■ What you are asked to do ■
Could you reproduce each of the records below word for word, leaving out the pictures?

■ Entries supplied ■
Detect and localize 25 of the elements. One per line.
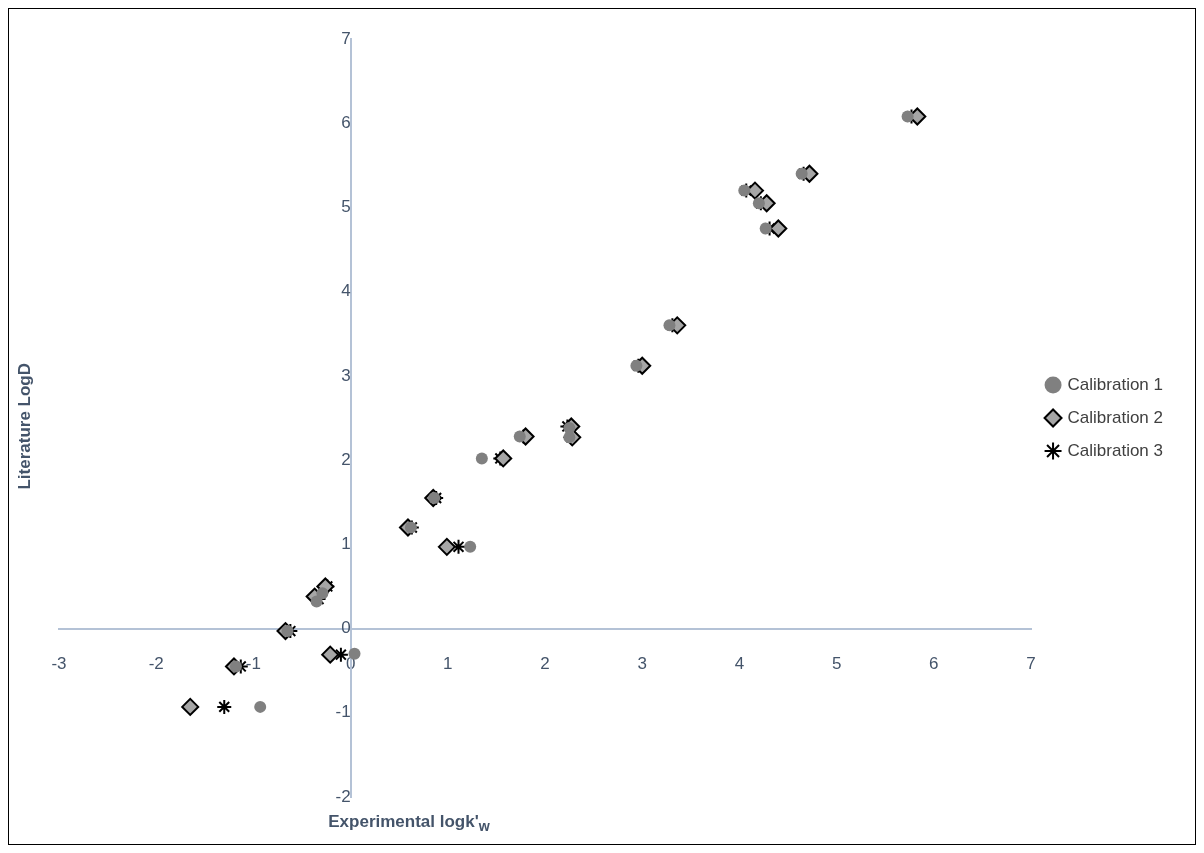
y-tick-label: 1 <box>341 534 351 554</box>
x-tick-label: 7 <box>1026 654 1036 674</box>
y-tick-label: 2 <box>341 449 351 469</box>
x-tick-label: 6 <box>929 654 939 674</box>
y-tick-label: 6 <box>341 112 351 132</box>
x-tick-label: -2 <box>148 654 164 674</box>
x-tick-label: 3 <box>637 654 647 674</box>
legend-label: Calibration 1 <box>1067 374 1164 394</box>
y-tick-label: 4 <box>341 281 351 301</box>
y-tick-label: 3 <box>341 365 351 385</box>
x-tick-label: 5 <box>831 654 842 674</box>
legend-label: Calibration 3 <box>1067 440 1164 460</box>
y-tick-label: 5 <box>341 197 351 217</box>
y-axis-title: Literature LogD <box>15 363 35 490</box>
legend-label: Calibration 2 <box>1067 407 1164 427</box>
x-tick-label: 1 <box>443 654 453 674</box>
y-tick-label: 0 <box>341 618 351 638</box>
x-axis-title: Experimental logk'$_{w}$ <box>327 811 491 834</box>
y-tick-label: 7 <box>341 28 351 48</box>
x-tick-label: 4 <box>734 654 745 674</box>
x-tick-label: 2 <box>540 654 550 674</box>
x-tick-label: -3 <box>51 654 67 674</box>
y-tick-label: -1 <box>335 702 351 722</box>
x-tick-label: -1 <box>245 654 261 674</box>
y-tick-label: -2 <box>335 786 351 806</box>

■ Reply to the exercise ■
Detect and localize 25 of the elements. One per line.
y-tick-label: 1 <box>341 534 351 554</box>
x-tick-label: 7 <box>1026 654 1036 674</box>
y-tick-label: 2 <box>341 449 351 469</box>
x-tick-label: 6 <box>929 654 939 674</box>
y-tick-label: 6 <box>341 112 351 132</box>
x-tick-label: -2 <box>148 654 164 674</box>
x-tick-label: 3 <box>637 654 647 674</box>
legend-label: Calibration 1 <box>1067 374 1164 394</box>
y-tick-label: 4 <box>341 281 351 301</box>
y-tick-label: 3 <box>341 365 351 385</box>
x-tick-label: 5 <box>831 654 842 674</box>
legend-label: Calibration 3 <box>1067 440 1164 460</box>
y-tick-label: 5 <box>341 197 351 217</box>
y-axis-title: Literature LogD <box>15 363 35 490</box>
legend-label: Calibration 2 <box>1067 407 1164 427</box>
x-tick-label: 1 <box>443 654 453 674</box>
y-tick-label: 0 <box>341 618 351 638</box>
x-axis-title: Experimental logk'$_{w}$ <box>327 811 491 834</box>
y-tick-label: 7 <box>341 28 351 48</box>
x-tick-label: 4 <box>734 654 745 674</box>
x-tick-label: 2 <box>540 654 550 674</box>
x-tick-label: -3 <box>51 654 67 674</box>
y-tick-label: -1 <box>335 702 351 722</box>
x-tick-label: -1 <box>245 654 261 674</box>
y-tick-label: -2 <box>335 786 351 806</box>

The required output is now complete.